Written exercise => Give every entry again, word for word.

********************

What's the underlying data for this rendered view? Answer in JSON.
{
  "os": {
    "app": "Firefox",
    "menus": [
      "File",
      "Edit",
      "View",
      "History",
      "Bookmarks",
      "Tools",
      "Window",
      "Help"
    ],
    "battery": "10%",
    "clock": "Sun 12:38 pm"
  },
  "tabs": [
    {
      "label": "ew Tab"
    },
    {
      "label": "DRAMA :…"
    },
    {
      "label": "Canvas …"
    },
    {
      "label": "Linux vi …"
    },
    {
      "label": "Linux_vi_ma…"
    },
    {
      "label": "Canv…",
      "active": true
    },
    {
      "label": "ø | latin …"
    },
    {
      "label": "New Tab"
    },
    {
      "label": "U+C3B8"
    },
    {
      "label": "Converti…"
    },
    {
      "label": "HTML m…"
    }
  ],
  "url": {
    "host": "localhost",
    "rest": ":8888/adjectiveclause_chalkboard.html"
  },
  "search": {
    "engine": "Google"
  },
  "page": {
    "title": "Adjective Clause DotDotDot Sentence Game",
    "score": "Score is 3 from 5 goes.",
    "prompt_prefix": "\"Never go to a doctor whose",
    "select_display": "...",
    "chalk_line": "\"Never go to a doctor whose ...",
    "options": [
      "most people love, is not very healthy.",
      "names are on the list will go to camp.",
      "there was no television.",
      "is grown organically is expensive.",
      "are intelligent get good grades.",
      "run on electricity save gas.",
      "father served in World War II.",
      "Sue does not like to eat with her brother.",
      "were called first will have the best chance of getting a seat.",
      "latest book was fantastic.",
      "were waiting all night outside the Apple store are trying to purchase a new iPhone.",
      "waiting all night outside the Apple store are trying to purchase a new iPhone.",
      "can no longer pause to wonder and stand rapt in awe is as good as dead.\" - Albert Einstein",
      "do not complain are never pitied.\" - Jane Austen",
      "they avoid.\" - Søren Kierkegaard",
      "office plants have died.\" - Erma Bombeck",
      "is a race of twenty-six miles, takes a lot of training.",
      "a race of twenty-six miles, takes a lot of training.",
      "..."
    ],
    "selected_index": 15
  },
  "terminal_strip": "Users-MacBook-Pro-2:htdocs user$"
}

********************

Answer to the task =>
What's the underlying data for this rendered view? Answer in JSON.
{
  "os": {
    "app": "Firefox",
    "menus": [
      "File",
      "Edit",
      "View",
      "History",
      "Bookmarks",
      "Tools",
      "Window",
      "Help"
    ],
    "battery": "10%",
    "clock": "Sun 12:38 pm"
  },
  "tabs": [
    {
      "label": "ew Tab"
    },
    {
      "label": "DRAMA :…"
    },
    {
      "label": "Canvas …"
    },
    {
      "label": "Linux vi …"
    },
    {
      "label": "Linux_vi_ma…"
    },
    {
      "label": "Canv…",
      "active": true
    },
    {
      "label": "ø | latin …"
    },
    {
      "label": "New Tab"
    },
    {
      "label": "U+C3B8"
    },
    {
      "label": "Converti…"
    },
    {
      "label": "HTML m…"
    }
  ],
  "url": {
    "host": "localhost",
    "rest": ":8888/adjectiveclause_chalkboard.html"
  },
  "search": {
    "engine": "Google"
  },
  "page": {
    "title": "Adjective Clause DotDotDot Sentence Game",
    "score": "Score is 3 from 5 goes.",
    "prompt_prefix": "\"Never go to a doctor whose",
    "select_display": "...",
    "chalk_line": "\"Never go to a doctor whose ...",
    "options": [
      "most people love, is not very healthy.",
      "names are on the list will go to camp.",
      "there was no television.",
      "is grown organically is expensive.",
      "are intelligent get good grades.",
      "run on electricity save gas.",
      "father served in World War II.",
      "Sue does not like to eat with her brother.",
      "were called first will have the best chance of getting a seat.",
      "latest book was fantastic.",
      "were waiting all night outside the Apple store are trying to purchase a new iPhone.",
      "waiting all night outside the Apple store are trying to purchase a new iPhone.",
      "can no longer pause to wonder and stand rapt in awe is as good as dead.\" - Albert Einstein",
      "do not complain are never pitied.\" - Jane Austen",
      "they avoid.\" - Søren Kierkegaard",
      "office plants have died.\" - Erma Bombeck",
      "is a race of twenty-six miles, takes a lot of training.",
      "a race of twenty-six miles, takes a lot of training.",
      "..."
    ],
    "selected_index": 15
  },
  "terminal_strip": "Users-MacBook-Pro-2:htdocs user$"
}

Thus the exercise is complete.